Lines containing the string "Collapse" are to be collected in full.
--- Start ---
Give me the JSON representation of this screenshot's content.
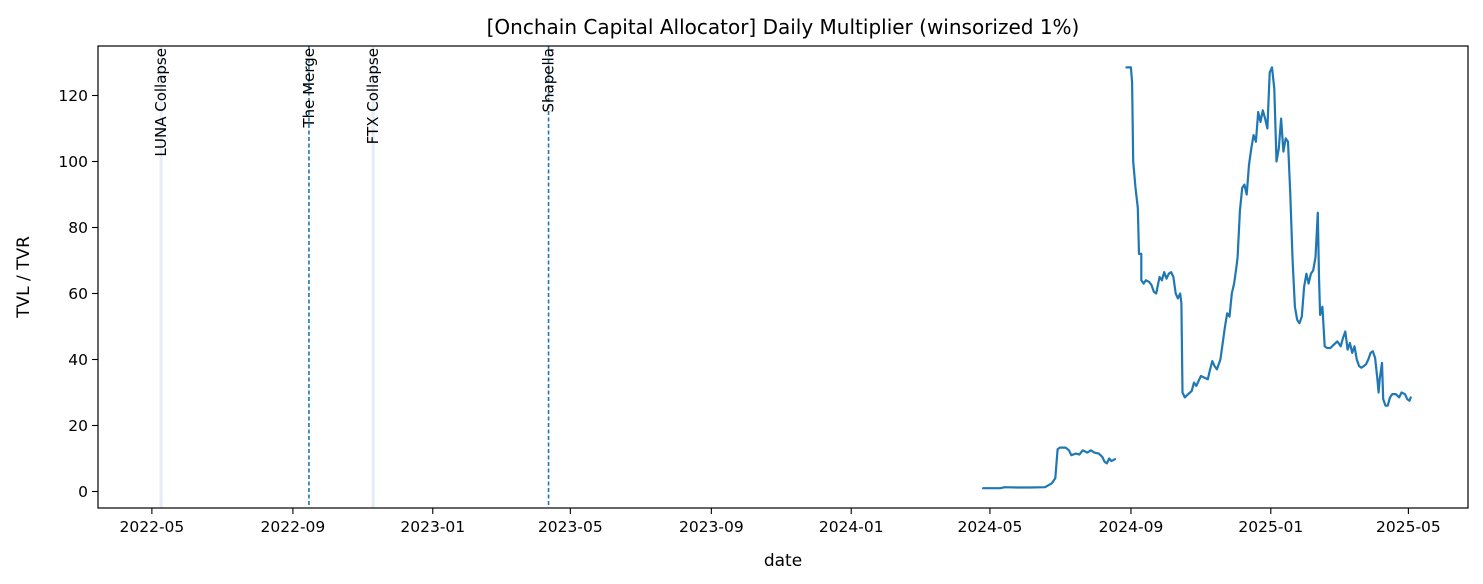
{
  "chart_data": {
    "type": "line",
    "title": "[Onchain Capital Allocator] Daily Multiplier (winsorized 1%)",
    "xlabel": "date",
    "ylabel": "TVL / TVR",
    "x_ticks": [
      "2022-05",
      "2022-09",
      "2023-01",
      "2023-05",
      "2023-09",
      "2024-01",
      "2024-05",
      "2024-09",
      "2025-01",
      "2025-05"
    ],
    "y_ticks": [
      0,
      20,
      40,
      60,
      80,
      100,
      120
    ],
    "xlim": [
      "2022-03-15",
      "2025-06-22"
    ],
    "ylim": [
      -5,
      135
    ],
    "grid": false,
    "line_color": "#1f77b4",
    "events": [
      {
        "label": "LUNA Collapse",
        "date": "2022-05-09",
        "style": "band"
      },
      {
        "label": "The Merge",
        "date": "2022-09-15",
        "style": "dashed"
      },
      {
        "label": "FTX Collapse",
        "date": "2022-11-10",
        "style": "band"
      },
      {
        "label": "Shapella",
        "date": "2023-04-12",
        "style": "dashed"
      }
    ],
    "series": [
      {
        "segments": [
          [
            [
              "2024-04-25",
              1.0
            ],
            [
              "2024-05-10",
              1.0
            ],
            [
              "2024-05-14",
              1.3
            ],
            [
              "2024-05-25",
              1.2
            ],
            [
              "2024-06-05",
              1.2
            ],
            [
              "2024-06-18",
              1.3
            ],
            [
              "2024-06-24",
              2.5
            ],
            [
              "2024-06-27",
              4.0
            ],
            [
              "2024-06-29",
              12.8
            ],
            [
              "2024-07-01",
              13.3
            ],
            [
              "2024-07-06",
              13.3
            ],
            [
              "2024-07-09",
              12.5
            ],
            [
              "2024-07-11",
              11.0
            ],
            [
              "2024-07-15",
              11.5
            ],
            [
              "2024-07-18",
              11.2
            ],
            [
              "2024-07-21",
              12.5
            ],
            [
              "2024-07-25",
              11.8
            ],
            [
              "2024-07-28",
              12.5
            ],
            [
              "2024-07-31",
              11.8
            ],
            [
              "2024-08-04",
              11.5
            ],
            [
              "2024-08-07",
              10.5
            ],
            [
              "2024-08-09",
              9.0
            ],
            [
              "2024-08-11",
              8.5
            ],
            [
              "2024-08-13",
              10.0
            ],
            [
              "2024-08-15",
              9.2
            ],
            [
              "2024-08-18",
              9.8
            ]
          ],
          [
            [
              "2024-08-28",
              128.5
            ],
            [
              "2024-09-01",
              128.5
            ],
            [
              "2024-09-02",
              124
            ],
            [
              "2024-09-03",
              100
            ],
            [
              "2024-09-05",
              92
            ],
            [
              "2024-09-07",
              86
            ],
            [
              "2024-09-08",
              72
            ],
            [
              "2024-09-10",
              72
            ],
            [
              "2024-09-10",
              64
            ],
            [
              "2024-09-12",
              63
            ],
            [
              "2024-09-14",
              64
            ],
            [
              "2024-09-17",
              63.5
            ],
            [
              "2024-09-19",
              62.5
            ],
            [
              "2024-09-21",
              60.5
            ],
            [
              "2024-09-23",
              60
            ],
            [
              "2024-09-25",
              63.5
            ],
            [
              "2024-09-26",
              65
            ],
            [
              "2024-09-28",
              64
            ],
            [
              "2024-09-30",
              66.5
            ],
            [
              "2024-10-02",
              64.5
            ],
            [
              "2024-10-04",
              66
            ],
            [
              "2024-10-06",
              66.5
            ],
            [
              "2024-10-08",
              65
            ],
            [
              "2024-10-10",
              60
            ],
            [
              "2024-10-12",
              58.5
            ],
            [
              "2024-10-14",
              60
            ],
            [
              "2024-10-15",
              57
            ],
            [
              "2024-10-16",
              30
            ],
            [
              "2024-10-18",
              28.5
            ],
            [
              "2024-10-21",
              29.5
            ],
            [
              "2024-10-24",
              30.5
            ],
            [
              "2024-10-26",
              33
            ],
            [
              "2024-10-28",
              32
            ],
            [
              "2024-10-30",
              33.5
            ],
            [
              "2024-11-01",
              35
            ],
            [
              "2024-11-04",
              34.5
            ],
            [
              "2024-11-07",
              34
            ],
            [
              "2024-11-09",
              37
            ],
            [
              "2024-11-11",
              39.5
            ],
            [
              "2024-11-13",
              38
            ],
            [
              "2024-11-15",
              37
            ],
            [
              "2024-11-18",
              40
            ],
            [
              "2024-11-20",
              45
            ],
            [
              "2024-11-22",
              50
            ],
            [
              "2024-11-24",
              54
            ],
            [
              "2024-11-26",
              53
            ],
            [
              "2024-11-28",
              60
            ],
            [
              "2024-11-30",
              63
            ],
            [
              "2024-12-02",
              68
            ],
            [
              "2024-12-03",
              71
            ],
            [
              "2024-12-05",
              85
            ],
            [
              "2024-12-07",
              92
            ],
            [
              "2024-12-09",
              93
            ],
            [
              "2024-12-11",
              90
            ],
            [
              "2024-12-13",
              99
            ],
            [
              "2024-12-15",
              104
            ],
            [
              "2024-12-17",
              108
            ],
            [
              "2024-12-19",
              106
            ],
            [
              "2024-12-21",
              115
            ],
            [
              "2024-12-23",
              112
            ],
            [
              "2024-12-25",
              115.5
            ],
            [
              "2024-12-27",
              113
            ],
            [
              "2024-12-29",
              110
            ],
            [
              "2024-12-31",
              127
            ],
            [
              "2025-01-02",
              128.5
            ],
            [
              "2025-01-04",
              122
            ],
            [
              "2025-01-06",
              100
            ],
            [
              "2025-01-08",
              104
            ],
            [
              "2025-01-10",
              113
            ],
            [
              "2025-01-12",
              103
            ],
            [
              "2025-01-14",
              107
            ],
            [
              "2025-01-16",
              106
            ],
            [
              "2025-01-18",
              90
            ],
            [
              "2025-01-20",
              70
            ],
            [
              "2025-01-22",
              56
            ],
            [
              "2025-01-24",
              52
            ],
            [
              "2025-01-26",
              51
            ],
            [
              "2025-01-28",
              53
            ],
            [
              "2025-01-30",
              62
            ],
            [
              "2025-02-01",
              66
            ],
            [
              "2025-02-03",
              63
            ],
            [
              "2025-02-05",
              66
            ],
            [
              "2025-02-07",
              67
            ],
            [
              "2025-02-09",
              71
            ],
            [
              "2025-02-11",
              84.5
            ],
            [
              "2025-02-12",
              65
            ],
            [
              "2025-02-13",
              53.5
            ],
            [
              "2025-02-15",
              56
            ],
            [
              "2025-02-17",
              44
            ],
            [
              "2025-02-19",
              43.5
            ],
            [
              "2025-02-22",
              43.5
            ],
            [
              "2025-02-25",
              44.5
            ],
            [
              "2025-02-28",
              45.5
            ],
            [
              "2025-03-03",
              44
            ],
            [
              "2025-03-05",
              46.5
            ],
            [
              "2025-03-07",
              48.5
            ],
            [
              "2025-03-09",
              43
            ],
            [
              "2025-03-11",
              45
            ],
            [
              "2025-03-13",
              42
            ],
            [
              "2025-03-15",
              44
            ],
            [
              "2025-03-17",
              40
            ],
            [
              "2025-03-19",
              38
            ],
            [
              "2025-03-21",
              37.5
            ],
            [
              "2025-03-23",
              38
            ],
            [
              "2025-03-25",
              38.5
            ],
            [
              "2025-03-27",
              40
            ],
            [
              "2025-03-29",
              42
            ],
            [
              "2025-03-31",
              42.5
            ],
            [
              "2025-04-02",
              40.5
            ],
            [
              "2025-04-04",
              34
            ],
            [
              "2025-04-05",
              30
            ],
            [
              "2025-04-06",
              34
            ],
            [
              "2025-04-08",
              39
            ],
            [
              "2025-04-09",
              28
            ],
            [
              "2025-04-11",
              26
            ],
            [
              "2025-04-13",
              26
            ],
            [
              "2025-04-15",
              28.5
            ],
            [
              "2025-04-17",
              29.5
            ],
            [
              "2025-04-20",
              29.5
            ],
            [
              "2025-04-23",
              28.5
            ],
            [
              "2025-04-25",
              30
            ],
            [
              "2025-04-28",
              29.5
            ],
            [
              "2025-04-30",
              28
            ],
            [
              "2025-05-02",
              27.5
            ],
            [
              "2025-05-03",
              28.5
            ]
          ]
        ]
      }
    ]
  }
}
--- End ---
[Result below]
        "label": "LUNA Collapse",
        "label": "FTX Collapse",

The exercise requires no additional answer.